[Listings of boxed layout items]
--- BEGIN ---

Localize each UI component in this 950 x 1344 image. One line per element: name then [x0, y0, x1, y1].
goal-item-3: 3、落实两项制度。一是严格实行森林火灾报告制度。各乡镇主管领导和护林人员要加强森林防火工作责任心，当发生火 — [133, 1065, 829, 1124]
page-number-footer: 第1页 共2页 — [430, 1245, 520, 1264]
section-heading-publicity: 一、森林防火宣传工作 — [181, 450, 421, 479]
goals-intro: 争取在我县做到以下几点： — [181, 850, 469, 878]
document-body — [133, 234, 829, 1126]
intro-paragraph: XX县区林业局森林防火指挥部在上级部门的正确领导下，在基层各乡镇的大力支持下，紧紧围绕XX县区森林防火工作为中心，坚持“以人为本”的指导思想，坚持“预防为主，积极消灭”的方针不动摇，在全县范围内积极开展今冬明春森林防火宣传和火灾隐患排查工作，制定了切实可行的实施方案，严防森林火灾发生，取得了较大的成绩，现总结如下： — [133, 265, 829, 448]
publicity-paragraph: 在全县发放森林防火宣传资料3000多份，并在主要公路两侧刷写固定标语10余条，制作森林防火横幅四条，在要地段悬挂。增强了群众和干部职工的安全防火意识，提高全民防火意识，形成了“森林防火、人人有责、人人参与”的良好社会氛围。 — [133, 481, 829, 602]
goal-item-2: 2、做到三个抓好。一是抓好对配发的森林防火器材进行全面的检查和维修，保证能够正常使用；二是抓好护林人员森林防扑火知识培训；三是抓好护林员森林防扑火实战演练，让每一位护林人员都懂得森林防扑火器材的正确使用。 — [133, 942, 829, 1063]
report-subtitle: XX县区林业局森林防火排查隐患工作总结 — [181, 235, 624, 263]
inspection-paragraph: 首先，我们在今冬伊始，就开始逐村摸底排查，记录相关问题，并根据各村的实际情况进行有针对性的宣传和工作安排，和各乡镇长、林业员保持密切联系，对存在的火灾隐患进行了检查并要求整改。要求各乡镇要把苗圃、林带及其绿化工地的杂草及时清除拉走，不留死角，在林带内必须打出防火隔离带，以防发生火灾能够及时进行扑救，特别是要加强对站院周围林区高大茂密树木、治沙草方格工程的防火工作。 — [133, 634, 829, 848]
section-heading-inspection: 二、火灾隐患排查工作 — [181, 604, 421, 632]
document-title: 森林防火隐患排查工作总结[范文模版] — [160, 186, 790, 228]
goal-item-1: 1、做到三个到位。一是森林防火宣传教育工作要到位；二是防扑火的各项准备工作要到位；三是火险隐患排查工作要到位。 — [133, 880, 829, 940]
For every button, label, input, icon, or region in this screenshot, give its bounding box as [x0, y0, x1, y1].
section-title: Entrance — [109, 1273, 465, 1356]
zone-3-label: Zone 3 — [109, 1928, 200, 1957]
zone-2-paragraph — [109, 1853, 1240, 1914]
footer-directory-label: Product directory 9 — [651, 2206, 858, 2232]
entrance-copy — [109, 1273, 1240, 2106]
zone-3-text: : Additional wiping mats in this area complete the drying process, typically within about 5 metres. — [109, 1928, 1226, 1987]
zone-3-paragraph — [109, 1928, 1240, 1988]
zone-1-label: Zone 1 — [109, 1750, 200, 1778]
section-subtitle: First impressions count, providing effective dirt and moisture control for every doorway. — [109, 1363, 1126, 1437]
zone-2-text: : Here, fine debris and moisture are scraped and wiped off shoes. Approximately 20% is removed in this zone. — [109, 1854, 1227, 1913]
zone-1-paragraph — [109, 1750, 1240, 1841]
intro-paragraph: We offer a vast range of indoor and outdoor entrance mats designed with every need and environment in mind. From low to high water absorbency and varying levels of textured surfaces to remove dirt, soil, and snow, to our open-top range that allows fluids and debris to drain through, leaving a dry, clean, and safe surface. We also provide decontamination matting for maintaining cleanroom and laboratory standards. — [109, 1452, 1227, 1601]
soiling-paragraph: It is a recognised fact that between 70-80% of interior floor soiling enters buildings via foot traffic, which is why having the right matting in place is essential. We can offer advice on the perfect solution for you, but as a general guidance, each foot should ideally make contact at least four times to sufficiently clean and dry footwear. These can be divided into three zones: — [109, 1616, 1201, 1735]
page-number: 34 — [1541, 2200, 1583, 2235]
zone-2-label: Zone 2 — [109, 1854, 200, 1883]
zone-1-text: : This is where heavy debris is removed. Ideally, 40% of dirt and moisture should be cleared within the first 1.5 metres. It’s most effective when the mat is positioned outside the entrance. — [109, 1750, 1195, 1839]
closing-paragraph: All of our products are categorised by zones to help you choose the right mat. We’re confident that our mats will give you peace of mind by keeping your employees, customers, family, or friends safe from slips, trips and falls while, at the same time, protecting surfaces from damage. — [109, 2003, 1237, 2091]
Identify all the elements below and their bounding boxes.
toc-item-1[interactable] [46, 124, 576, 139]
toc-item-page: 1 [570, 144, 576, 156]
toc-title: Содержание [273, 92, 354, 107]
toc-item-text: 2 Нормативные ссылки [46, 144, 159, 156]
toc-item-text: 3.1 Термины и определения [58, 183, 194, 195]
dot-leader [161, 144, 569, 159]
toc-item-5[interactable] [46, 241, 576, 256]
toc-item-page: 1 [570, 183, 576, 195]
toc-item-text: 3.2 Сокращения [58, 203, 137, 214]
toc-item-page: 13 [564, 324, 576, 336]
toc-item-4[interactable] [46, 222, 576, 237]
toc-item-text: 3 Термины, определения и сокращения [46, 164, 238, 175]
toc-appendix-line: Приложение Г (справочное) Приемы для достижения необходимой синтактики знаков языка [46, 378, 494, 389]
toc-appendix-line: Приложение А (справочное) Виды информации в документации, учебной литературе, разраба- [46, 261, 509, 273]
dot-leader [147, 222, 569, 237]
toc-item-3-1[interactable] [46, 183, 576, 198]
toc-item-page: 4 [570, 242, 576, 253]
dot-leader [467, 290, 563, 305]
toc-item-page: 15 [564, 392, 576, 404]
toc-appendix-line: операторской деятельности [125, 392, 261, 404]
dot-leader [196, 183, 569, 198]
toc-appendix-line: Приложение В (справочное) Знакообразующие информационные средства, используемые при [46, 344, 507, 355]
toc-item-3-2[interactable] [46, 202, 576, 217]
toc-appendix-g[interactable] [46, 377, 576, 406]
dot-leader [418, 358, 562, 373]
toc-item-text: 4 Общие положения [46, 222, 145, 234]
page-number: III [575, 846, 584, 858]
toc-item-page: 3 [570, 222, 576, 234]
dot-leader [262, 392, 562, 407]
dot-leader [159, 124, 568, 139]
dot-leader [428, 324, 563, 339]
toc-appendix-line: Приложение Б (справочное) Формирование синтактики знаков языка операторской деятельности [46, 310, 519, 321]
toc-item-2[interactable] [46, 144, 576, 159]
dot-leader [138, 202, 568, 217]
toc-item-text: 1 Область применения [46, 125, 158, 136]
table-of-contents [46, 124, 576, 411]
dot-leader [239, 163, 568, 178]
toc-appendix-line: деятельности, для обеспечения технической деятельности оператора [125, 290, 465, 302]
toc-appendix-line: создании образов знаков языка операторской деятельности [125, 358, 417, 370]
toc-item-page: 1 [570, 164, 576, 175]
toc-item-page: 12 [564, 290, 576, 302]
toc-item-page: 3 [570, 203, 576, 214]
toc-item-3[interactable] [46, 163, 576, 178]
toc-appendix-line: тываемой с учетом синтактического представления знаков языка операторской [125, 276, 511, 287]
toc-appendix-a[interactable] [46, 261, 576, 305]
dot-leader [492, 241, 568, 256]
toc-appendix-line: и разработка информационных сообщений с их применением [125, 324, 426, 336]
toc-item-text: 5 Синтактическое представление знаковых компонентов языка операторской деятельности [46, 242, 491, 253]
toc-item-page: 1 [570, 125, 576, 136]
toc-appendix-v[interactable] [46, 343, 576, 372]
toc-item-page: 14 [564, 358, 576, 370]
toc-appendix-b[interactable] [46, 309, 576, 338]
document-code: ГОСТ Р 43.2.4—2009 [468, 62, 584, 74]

--- END ---

### What you have to do
Write out, without any change, the stretch from the beginning of the items through the line that contains "report-subtitle: XX县区林业局森林防火排查隐患工作总结 —", including both the first line and that final line.

### Finished task
Localize each UI component in this 950 x 1344 image. One line per element: name then [x0, y0, x1, y1].
goal-item-3: 3、落实两项制度。一是严格实行森林火灾报告制度。各乡镇主管领导和护林人员要加强森林防火工作责任心，当发生火 — [133, 1065, 829, 1124]
page-number-footer: 第1页 共2页 — [430, 1245, 520, 1264]
section-heading-publicity: 一、森林防火宣传工作 — [181, 450, 421, 479]
goals-intro: 争取在我县做到以下几点： — [181, 850, 469, 878]
document-body — [133, 234, 829, 1126]
intro-paragraph: XX县区林业局森林防火指挥部在上级部门的正确领导下，在基层各乡镇的大力支持下，紧紧围绕XX县区森林防火工作为中心，坚持“以人为本”的指导思想，坚持“预防为主，积极消灭”的方针不动摇，在全县范围内积极开展今冬明春森林防火宣传和火灾隐患排查工作，制定了切实可行的实施方案，严防森林火灾发生，取得了较大的成绩，现总结如下： — [133, 265, 829, 448]
publicity-paragraph: 在全县发放森林防火宣传资料3000多份，并在主要公路两侧刷写固定标语10余条，制作森林防火横幅四条，在要地段悬挂。增强了群众和干部职工的安全防火意识，提高全民防火意识，形成了“森林防火、人人有责、人人参与”的良好社会氛围。 — [133, 481, 829, 602]
goal-item-2: 2、做到三个抓好。一是抓好对配发的森林防火器材进行全面的检查和维修，保证能够正常使用；二是抓好护林人员森林防扑火知识培训；三是抓好护林员森林防扑火实战演练，让每一位护林人员都懂得森林防扑火器材的正确使用。 — [133, 942, 829, 1063]
report-subtitle: XX县区林业局森林防火排查隐患工作总结 — [181, 235, 624, 263]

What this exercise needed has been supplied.